(Stored data entries)
——————

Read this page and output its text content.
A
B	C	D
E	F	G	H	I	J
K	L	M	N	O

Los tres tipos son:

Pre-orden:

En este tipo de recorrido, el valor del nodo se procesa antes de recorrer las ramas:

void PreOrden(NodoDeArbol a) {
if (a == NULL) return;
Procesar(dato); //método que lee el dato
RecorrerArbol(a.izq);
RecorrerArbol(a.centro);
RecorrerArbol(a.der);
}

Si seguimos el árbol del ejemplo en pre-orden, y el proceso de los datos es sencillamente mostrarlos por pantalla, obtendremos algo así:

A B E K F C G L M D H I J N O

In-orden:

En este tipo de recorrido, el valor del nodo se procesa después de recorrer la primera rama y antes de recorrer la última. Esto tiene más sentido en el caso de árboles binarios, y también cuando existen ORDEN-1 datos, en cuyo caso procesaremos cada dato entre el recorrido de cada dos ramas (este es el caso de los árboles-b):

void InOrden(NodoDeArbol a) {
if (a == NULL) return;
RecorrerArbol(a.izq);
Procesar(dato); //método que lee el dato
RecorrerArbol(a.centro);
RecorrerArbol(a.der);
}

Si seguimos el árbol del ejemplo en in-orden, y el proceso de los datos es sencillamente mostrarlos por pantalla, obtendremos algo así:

——————

#### Exercise task
Restate all of the entries above precisely.

#### In response
Read this page and output its text content.
A
B	C	D
E	F	G	H	I	J
K	L	M	N	O

Los tres tipos son:

Pre-orden:

En este tipo de recorrido, el valor del nodo se procesa antes de recorrer las ramas:

void PreOrden(NodoDeArbol a) {
if (a == NULL) return;
Procesar(dato); //método que lee el dato
RecorrerArbol(a.izq);
RecorrerArbol(a.centro);
RecorrerArbol(a.der);
}

Si seguimos el árbol del ejemplo en pre-orden, y el proceso de los datos es sencillamente mostrarlos por pantalla, obtendremos algo así:

A B E K F C G L M D H I J N O

In-orden:

En este tipo de recorrido, el valor del nodo se procesa después de recorrer la primera rama y antes de recorrer la última. Esto tiene más sentido en el caso de árboles binarios, y también cuando existen ORDEN-1 datos, en cuyo caso procesaremos cada dato entre el recorrido de cada dos ramas (este es el caso de los árboles-b):

void InOrden(NodoDeArbol a) {
if (a == NULL) return;
RecorrerArbol(a.izq);
Procesar(dato); //método que lee el dato
RecorrerArbol(a.centro);
RecorrerArbol(a.der);
}

Si seguimos el árbol del ejemplo en in-orden, y el proceso de los datos es sencillamente mostrarlos por pantalla, obtendremos algo así:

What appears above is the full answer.